■ **Goal**:
Your task is to repeat the listing exactly.

■ **The records**:
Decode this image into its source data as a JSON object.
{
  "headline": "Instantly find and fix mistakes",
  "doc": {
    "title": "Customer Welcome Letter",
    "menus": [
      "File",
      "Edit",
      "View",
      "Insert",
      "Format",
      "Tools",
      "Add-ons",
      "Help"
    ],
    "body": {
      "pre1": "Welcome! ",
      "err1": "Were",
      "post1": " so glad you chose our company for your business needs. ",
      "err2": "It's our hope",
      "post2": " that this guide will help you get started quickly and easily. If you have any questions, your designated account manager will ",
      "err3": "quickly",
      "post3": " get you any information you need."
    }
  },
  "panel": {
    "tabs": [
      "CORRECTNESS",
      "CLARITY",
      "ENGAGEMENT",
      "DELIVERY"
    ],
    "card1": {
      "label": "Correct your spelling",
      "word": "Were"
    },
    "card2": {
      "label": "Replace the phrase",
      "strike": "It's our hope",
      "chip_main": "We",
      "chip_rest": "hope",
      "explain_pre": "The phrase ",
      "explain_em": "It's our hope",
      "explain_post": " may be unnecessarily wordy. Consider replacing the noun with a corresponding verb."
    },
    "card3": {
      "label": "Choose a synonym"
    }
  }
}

■ **Task result**:
Decode this image into its source data as a JSON object.
{
  "headline": "Instantly find and fix mistakes",
  "doc": {
    "title": "Customer Welcome Letter",
    "menus": [
      "File",
      "Edit",
      "View",
      "Insert",
      "Format",
      "Tools",
      "Add-ons",
      "Help"
    ],
    "body": {
      "pre1": "Welcome! ",
      "err1": "Were",
      "post1": " so glad you chose our company for your business needs. ",
      "err2": "It's our hope",
      "post2": " that this guide will help you get started quickly and easily. If you have any questions, your designated account manager will ",
      "err3": "quickly",
      "post3": " get you any information you need."
    }
  },
  "panel": {
    "tabs": [
      "CORRECTNESS",
      "CLARITY",
      "ENGAGEMENT",
      "DELIVERY"
    ],
    "card1": {
      "label": "Correct your spelling",
      "word": "Were"
    },
    "card2": {
      "label": "Replace the phrase",
      "strike": "It's our hope",
      "chip_main": "We",
      "chip_rest": "hope",
      "explain_pre": "The phrase ",
      "explain_em": "It's our hope",
      "explain_post": " may be unnecessarily wordy. Consider replacing the noun with a corresponding verb."
    },
    "card3": {
      "label": "Choose a synonym"
    }
  }
}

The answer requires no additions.